(Figure content listings)
---------------
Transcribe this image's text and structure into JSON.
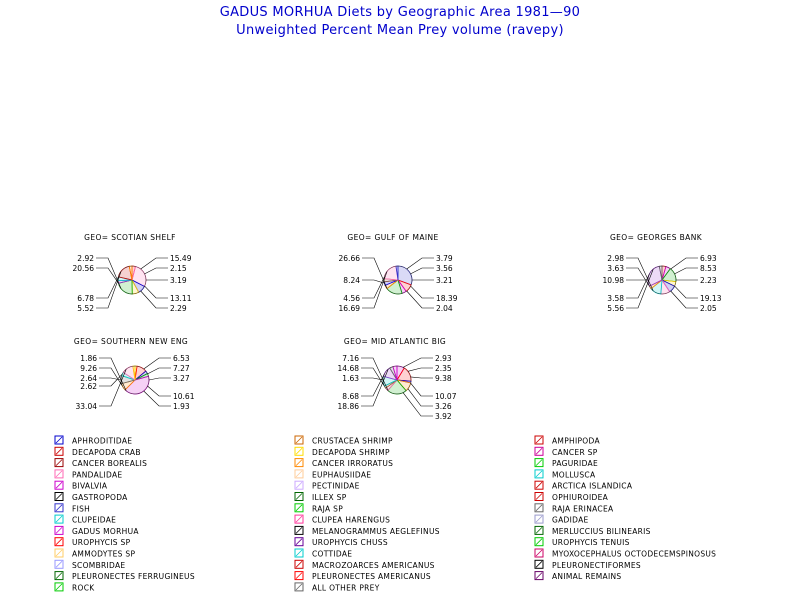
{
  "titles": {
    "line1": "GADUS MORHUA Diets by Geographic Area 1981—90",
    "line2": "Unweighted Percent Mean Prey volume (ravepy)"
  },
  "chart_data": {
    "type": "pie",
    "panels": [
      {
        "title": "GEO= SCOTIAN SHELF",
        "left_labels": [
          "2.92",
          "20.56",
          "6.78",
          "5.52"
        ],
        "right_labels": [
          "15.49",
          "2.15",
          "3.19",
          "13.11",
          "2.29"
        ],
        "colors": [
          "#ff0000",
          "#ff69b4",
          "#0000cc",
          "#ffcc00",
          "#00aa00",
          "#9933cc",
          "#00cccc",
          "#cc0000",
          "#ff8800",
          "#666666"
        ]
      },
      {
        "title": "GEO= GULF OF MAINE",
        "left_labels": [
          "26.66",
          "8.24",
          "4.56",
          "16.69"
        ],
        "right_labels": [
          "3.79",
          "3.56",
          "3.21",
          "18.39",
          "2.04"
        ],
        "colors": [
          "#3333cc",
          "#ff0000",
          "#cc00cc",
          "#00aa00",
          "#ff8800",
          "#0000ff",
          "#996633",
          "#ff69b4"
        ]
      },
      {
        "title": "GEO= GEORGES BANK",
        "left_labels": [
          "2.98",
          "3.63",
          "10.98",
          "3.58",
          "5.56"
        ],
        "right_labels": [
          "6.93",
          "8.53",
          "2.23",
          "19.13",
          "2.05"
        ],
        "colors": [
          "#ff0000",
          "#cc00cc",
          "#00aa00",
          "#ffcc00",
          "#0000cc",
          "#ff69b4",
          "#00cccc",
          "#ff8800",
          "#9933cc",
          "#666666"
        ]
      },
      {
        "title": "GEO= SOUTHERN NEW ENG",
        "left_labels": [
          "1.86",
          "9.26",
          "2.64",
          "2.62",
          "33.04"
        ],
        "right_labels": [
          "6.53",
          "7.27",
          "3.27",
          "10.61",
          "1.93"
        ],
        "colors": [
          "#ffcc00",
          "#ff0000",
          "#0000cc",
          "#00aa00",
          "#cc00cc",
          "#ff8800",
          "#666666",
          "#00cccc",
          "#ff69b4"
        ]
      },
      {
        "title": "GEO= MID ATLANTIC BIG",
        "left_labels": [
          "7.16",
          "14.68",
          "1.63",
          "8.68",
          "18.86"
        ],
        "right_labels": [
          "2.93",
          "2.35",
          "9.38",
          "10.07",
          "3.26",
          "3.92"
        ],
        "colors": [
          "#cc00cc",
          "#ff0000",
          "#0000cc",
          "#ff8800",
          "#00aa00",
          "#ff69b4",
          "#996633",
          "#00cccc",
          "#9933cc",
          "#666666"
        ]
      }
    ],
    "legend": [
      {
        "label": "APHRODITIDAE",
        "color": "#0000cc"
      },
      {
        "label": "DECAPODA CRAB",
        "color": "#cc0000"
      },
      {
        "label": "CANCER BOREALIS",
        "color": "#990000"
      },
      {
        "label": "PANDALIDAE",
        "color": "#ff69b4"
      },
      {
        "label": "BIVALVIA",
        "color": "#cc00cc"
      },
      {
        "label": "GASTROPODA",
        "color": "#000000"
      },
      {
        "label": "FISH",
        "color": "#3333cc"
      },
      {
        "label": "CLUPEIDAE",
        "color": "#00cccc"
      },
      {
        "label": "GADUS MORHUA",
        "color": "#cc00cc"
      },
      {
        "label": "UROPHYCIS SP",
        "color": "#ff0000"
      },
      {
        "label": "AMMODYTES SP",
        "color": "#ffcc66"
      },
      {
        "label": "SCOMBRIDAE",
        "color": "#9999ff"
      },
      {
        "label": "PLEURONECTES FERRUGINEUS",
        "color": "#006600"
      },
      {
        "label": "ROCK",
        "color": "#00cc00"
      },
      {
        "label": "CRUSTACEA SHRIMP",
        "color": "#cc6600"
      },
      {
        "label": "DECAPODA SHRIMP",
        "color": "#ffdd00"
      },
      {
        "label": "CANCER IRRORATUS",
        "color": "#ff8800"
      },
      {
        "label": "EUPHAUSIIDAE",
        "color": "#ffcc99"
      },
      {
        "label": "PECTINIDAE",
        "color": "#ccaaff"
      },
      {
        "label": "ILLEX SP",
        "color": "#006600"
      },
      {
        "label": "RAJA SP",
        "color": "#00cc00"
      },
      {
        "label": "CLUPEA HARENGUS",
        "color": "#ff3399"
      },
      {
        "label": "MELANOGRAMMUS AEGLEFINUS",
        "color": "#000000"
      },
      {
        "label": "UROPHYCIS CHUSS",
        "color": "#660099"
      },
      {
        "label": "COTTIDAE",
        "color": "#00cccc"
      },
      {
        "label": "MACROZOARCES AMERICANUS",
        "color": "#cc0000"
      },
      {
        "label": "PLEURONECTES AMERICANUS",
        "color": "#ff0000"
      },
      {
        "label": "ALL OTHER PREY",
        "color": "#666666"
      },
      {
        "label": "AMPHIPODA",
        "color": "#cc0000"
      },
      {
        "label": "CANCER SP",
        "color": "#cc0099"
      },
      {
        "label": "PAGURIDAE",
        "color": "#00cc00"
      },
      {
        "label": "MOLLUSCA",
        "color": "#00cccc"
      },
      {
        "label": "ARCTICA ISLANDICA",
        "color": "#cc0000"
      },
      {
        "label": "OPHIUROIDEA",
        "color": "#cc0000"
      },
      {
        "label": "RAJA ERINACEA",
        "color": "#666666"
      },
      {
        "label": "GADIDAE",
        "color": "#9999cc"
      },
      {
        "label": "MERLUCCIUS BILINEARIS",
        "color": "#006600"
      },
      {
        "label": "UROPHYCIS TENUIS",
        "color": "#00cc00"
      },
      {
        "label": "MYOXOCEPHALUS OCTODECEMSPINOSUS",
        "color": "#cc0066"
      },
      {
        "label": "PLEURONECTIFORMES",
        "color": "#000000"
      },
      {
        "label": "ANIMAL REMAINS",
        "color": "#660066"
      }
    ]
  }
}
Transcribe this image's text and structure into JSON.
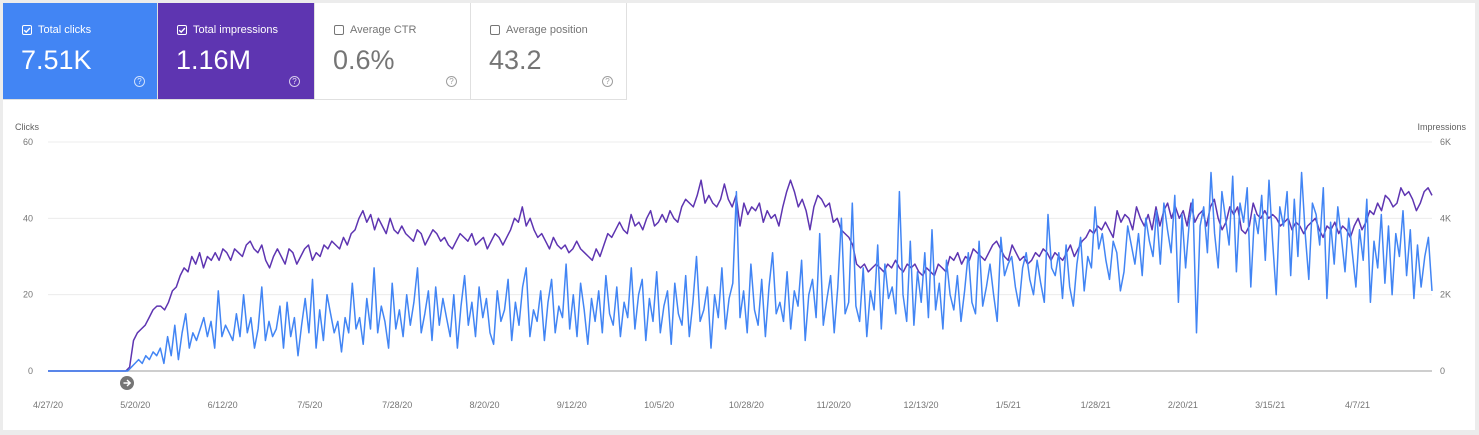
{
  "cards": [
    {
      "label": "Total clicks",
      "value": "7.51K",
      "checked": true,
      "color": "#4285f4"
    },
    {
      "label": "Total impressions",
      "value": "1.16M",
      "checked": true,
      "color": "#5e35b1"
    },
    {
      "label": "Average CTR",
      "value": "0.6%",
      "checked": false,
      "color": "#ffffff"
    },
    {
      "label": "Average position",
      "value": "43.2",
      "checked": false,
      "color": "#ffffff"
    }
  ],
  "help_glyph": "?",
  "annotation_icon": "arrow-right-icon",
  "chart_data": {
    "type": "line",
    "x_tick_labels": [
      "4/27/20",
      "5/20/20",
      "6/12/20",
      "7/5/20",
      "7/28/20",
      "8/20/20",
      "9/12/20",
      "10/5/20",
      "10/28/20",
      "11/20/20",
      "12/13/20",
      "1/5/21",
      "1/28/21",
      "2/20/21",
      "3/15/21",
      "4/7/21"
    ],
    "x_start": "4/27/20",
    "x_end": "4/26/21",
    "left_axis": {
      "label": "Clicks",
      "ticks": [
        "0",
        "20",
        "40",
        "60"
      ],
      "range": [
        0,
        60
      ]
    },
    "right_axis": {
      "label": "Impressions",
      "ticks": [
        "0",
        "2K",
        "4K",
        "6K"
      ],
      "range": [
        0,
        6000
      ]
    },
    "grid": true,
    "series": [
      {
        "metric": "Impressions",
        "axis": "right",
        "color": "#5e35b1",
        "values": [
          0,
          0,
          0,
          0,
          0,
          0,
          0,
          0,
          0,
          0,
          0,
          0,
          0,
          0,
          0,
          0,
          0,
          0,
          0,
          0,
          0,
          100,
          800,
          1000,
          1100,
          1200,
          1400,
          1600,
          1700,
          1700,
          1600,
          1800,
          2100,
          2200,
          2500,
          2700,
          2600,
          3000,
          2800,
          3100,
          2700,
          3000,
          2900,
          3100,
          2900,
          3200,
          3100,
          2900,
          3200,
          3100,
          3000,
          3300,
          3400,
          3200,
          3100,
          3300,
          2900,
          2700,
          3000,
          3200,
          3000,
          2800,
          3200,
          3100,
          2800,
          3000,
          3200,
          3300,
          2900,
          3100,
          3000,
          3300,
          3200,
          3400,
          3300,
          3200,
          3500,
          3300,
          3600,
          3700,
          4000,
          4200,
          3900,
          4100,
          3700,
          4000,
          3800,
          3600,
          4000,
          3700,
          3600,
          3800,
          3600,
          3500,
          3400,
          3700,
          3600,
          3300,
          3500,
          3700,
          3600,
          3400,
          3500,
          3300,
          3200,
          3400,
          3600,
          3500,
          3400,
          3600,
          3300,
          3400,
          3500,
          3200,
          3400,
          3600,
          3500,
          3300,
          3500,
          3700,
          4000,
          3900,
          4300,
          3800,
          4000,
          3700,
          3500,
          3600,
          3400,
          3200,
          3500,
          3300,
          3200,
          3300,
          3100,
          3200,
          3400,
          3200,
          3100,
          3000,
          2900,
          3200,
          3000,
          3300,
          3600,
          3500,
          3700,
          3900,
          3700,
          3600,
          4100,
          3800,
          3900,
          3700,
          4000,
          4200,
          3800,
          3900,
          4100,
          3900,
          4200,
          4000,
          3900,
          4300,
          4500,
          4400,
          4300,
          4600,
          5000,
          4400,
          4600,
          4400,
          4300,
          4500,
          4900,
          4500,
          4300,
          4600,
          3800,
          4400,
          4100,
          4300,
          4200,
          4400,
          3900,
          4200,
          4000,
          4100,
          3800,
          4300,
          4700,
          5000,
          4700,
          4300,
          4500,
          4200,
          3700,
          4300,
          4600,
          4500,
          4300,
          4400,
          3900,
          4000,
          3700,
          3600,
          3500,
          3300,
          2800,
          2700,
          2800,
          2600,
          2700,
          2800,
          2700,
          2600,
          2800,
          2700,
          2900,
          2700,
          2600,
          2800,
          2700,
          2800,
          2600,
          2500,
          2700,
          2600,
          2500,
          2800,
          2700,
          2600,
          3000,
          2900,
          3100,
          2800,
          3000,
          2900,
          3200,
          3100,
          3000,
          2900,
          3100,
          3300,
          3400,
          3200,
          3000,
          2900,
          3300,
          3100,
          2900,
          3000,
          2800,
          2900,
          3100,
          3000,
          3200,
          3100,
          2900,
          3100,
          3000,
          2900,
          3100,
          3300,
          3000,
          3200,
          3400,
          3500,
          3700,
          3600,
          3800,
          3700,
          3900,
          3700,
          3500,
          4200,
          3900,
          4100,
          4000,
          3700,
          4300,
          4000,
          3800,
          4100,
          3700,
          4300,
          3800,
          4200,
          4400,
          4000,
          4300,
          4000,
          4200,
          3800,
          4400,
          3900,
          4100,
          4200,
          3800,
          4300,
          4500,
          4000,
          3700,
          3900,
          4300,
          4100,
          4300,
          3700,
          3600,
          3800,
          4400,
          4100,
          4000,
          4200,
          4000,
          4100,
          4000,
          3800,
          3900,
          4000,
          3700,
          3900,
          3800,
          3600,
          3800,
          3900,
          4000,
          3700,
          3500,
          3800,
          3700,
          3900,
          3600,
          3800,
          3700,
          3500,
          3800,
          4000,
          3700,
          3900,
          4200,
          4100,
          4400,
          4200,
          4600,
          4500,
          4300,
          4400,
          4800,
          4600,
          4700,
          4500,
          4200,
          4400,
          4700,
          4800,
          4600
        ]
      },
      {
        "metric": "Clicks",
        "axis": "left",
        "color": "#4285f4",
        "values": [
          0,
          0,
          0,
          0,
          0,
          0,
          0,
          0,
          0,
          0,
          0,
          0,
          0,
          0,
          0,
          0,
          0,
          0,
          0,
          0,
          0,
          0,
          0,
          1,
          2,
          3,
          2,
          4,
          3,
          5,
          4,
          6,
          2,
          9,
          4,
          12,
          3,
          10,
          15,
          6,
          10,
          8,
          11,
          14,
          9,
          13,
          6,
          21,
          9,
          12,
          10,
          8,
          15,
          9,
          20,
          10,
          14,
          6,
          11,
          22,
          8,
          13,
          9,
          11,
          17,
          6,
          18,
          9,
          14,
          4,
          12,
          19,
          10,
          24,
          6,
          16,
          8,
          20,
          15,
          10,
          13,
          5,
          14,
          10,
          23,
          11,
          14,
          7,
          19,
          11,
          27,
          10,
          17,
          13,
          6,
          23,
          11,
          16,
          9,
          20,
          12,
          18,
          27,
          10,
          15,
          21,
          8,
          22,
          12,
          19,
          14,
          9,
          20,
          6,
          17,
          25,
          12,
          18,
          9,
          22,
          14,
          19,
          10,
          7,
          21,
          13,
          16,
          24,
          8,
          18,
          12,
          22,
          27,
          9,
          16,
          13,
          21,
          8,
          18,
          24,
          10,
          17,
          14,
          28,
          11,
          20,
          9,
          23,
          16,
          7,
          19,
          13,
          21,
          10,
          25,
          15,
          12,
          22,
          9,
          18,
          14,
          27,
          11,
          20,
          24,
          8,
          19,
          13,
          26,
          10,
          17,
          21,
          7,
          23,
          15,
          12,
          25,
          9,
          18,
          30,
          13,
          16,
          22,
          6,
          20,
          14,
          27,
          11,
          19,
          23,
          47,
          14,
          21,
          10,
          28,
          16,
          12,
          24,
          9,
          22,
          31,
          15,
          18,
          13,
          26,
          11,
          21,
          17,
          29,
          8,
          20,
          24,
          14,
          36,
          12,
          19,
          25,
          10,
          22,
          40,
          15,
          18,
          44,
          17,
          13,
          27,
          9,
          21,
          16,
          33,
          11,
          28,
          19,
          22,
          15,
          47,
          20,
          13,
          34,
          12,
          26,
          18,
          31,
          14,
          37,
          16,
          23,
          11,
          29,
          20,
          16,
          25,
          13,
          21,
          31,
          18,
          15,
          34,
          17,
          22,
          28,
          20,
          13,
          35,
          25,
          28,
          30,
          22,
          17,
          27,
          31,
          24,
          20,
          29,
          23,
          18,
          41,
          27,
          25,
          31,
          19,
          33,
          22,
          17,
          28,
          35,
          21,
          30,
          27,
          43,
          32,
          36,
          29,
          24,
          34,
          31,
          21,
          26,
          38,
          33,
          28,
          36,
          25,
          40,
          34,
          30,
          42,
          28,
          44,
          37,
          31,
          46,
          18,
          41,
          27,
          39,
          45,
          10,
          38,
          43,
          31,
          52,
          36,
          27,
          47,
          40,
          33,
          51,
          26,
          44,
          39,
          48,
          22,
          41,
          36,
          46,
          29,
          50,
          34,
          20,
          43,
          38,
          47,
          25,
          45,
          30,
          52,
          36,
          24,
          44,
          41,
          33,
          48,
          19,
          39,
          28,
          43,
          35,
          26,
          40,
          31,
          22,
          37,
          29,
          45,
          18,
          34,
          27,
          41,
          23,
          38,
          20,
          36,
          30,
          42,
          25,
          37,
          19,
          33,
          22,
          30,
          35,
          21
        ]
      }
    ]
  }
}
---------------
• WHAT TO WORK ON
Scan the data above; copy every line where "SHRIMP" appears.

• ANSWER TO THIS PROBLEM
        "label": "CRUSTACEA SHRIMP",
        "label": "DECAPODA SHRIMP",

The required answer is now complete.